[ROWS]
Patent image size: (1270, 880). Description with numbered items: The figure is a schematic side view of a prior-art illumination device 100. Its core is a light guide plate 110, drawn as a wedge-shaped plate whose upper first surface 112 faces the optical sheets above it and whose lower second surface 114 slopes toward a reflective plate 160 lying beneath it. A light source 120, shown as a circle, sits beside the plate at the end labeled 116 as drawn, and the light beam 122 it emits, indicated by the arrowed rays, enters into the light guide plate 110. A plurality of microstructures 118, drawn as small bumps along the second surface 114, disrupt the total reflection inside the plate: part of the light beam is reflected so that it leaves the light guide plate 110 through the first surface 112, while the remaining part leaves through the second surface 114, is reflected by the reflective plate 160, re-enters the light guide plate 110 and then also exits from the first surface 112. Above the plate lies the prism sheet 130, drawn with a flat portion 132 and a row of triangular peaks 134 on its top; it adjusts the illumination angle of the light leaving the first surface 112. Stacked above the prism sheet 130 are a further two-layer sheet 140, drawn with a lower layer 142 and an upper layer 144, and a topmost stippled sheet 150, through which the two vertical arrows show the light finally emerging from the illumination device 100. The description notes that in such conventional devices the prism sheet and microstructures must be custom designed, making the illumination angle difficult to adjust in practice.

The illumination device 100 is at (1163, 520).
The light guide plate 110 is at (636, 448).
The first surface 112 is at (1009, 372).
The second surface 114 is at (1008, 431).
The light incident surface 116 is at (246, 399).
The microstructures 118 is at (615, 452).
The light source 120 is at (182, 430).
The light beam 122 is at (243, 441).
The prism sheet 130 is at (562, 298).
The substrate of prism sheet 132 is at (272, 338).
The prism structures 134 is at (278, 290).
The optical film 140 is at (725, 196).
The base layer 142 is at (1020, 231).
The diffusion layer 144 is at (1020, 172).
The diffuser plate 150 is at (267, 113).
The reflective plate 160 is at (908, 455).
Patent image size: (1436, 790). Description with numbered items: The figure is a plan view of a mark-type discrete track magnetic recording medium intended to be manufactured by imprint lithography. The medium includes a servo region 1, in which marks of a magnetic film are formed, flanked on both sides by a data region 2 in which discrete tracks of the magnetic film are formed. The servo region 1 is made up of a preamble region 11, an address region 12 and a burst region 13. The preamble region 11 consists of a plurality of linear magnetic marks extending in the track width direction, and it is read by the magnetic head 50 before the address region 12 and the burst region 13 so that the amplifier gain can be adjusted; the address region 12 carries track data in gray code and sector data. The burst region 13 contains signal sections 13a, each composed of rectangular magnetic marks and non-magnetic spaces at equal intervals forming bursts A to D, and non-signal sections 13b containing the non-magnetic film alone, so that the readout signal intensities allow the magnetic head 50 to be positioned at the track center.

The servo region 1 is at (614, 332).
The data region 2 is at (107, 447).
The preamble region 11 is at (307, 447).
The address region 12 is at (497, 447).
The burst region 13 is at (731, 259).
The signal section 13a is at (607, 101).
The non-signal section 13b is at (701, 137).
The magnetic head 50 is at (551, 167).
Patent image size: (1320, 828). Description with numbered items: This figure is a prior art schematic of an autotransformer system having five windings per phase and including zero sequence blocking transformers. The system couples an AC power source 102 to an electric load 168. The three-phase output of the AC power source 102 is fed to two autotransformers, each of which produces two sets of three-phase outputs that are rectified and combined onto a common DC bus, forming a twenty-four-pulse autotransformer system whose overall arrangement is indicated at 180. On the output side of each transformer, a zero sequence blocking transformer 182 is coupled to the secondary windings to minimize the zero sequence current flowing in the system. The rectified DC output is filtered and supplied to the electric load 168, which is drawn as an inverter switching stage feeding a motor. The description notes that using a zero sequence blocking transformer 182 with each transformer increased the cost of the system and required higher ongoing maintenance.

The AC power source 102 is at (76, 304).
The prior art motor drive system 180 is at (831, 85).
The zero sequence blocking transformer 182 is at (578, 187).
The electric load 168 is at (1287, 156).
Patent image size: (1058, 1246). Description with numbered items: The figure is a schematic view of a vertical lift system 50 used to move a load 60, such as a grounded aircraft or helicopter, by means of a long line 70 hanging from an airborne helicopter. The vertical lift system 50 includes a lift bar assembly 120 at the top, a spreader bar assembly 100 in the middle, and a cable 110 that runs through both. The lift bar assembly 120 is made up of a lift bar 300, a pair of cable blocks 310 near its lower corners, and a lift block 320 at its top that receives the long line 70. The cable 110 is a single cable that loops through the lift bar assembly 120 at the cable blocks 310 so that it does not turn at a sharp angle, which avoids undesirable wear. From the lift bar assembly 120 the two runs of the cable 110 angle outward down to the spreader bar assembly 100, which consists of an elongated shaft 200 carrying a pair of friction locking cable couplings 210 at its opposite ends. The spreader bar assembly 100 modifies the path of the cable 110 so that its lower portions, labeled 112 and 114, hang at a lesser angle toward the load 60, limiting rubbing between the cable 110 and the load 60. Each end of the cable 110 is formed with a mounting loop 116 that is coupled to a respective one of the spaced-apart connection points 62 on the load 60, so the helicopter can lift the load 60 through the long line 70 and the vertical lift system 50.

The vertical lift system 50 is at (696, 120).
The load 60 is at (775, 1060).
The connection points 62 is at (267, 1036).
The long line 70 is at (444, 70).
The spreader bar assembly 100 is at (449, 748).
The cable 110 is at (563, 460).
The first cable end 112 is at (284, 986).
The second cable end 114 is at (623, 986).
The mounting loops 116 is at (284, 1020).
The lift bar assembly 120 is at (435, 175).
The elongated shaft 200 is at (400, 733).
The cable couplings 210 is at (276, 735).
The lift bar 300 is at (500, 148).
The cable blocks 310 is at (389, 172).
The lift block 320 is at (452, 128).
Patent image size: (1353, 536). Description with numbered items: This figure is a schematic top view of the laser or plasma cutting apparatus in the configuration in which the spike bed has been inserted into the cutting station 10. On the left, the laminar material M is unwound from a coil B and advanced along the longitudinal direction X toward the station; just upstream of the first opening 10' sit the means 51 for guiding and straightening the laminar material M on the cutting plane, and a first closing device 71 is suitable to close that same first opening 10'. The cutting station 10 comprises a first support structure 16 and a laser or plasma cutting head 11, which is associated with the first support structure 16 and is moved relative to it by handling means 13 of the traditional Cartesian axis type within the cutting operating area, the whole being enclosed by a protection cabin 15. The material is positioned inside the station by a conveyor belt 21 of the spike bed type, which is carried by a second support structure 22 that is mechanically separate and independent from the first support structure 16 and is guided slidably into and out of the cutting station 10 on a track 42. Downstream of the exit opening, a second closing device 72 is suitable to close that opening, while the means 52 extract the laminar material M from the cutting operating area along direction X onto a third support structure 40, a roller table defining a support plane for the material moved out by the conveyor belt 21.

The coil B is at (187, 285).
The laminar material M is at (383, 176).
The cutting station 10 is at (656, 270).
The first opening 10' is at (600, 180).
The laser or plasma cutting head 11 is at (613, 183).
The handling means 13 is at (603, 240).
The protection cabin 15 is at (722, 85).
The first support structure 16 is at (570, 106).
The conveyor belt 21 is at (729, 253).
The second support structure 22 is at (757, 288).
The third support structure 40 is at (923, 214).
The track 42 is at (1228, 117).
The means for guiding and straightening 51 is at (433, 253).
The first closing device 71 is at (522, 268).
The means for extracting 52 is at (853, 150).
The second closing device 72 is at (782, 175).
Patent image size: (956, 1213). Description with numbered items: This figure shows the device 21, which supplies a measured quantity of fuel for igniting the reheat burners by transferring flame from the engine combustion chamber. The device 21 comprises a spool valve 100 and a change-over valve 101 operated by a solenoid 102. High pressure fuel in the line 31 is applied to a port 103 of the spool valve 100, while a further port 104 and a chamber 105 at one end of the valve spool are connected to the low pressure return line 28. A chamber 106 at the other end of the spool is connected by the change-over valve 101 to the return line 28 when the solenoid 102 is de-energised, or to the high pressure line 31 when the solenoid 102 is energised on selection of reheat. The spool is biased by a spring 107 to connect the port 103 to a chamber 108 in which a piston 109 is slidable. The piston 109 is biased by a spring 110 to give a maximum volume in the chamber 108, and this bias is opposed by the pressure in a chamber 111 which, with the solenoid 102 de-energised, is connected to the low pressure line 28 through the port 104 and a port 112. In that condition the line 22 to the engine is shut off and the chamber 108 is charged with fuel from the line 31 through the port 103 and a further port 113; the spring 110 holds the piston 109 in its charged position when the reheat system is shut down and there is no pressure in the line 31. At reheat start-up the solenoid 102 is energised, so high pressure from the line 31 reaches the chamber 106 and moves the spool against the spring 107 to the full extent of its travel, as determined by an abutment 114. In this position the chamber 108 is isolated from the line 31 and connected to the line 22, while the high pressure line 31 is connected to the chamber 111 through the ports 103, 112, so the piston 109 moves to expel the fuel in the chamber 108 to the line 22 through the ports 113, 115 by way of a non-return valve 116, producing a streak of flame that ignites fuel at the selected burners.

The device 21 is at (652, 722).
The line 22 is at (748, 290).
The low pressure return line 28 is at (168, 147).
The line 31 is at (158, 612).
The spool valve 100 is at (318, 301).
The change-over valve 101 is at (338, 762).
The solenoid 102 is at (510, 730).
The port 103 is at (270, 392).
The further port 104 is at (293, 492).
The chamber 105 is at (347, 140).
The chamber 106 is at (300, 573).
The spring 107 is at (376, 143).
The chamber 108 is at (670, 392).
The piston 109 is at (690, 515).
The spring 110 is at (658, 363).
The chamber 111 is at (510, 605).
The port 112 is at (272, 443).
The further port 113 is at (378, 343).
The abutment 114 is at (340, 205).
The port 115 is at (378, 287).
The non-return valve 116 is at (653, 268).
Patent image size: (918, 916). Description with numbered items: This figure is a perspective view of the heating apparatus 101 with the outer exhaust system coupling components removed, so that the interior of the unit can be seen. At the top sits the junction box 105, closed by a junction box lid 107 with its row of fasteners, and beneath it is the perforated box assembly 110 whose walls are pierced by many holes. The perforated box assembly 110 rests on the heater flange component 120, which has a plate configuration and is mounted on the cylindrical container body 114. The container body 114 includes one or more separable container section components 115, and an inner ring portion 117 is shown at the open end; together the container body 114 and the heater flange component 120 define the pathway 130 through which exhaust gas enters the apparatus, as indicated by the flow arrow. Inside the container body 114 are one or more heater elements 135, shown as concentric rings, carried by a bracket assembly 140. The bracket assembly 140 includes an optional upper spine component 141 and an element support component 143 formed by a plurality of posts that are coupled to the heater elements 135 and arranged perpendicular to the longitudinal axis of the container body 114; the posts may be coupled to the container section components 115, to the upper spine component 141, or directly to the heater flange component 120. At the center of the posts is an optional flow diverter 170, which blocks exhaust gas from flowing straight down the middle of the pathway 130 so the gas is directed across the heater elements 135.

[WHAT IS EXPECTED]
Copy the records from the line with "Patent image size: (1320, 828)." up to and including the line with "The prior art", reproducing each line without any change.

[ANSWER FOR THE TASK]
Patent image size: (1320, 828). Description with numbered items: This figure is a prior art schematic of an autotransformer system having five windings per phase and including zero sequence blocking transformers. The system couples an AC power source 102 to an electric load 168. The three-phase output of the AC power source 102 is fed to two autotransformers, each of which produces two sets of three-phase outputs that are rectified and combined onto a common DC bus, forming a twenty-four-pulse autotransformer system whose overall arrangement is indicated at 180. On the output side of each transformer, a zero sequence blocking transformer 182 is coupled to the secondary windings to minimize the zero sequence current flowing in the system. The rectified DC output is filtered and supplied to the electric load 168, which is drawn as an inverter switching stage feeding a motor. The description notes that using a zero sequence blocking transformer 182 with each transformer increased the cost of the system and required higher ongoing maintenance.

The AC power source 102 is at (76, 304).
The prior art motor drive system 180 is at (831, 85).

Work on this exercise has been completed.